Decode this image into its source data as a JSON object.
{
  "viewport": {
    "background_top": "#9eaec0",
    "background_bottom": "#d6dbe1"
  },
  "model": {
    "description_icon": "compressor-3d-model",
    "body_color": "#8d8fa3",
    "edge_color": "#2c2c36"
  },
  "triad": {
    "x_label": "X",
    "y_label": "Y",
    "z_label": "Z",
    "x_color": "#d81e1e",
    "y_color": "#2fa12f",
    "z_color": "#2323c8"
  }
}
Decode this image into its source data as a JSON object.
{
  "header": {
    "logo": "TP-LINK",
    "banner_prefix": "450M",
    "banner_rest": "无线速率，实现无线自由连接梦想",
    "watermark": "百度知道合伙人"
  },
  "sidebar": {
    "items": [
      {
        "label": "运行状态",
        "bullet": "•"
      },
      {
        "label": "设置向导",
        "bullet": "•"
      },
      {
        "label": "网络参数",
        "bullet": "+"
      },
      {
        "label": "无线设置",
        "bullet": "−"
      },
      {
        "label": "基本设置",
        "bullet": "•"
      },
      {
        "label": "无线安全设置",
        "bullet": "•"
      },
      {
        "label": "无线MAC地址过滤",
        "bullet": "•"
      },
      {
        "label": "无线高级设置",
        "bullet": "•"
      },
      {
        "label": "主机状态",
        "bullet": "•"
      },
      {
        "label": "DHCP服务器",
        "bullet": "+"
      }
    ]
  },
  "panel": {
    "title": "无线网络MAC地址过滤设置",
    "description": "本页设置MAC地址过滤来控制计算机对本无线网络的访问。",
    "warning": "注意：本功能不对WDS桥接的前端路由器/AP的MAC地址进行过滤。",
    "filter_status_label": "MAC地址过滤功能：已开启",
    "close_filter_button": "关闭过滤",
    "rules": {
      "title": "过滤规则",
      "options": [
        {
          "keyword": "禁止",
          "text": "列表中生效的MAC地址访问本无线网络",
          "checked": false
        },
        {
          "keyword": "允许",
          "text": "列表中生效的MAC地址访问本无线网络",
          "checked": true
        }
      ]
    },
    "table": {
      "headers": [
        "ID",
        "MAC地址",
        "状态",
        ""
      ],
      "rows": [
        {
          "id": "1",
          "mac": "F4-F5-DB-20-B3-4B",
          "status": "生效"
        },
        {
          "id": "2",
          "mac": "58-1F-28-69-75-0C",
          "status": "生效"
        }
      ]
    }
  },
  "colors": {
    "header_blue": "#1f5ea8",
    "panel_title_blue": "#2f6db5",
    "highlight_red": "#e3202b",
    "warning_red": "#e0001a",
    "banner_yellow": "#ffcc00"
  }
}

# [EXERCISE DESCRIPTION]
Word for word, write out all of the data above.

# [SOLUTION TO THE PROBLEM]
Decode this image into its source data as a JSON object.
{
  "viewport": {
    "background_top": "#9eaec0",
    "background_bottom": "#d6dbe1"
  },
  "model": {
    "description_icon": "compressor-3d-model",
    "body_color": "#8d8fa3",
    "edge_color": "#2c2c36"
  },
  "triad": {
    "x_label": "X",
    "y_label": "Y",
    "z_label": "Z",
    "x_color": "#d81e1e",
    "y_color": "#2fa12f",
    "z_color": "#2323c8"
  }
}
Decode this image into its source data as a JSON object.
{
  "header": {
    "logo": "TP-LINK",
    "banner_prefix": "450M",
    "banner_rest": "无线速率，实现无线自由连接梦想",
    "watermark": "百度知道合伙人"
  },
  "sidebar": {
    "items": [
      {
        "label": "运行状态",
        "bullet": "•"
      },
      {
        "label": "设置向导",
        "bullet": "•"
      },
      {
        "label": "网络参数",
        "bullet": "+"
      },
      {
        "label": "无线设置",
        "bullet": "−"
      },
      {
        "label": "基本设置",
        "bullet": "•"
      },
      {
        "label": "无线安全设置",
        "bullet": "•"
      },
      {
        "label": "无线MAC地址过滤",
        "bullet": "•"
      },
      {
        "label": "无线高级设置",
        "bullet": "•"
      },
      {
        "label": "主机状态",
        "bullet": "•"
      },
      {
        "label": "DHCP服务器",
        "bullet": "+"
      }
    ]
  },
  "panel": {
    "title": "无线网络MAC地址过滤设置",
    "description": "本页设置MAC地址过滤来控制计算机对本无线网络的访问。",
    "warning": "注意：本功能不对WDS桥接的前端路由器/AP的MAC地址进行过滤。",
    "filter_status_label": "MAC地址过滤功能：已开启",
    "close_filter_button": "关闭过滤",
    "rules": {
      "title": "过滤规则",
      "options": [
        {
          "keyword": "禁止",
          "text": "列表中生效的MAC地址访问本无线网络",
          "checked": false
        },
        {
          "keyword": "允许",
          "text": "列表中生效的MAC地址访问本无线网络",
          "checked": true
        }
      ]
    },
    "table": {
      "headers": [
        "ID",
        "MAC地址",
        "状态",
        ""
      ],
      "rows": [
        {
          "id": "1",
          "mac": "F4-F5-DB-20-B3-4B",
          "status": "生效"
        },
        {
          "id": "2",
          "mac": "58-1F-28-69-75-0C",
          "status": "生效"
        }
      ]
    }
  },
  "colors": {
    "header_blue": "#1f5ea8",
    "panel_title_blue": "#2f6db5",
    "highlight_red": "#e3202b",
    "warning_red": "#e0001a",
    "banner_yellow": "#ffcc00"
  }
}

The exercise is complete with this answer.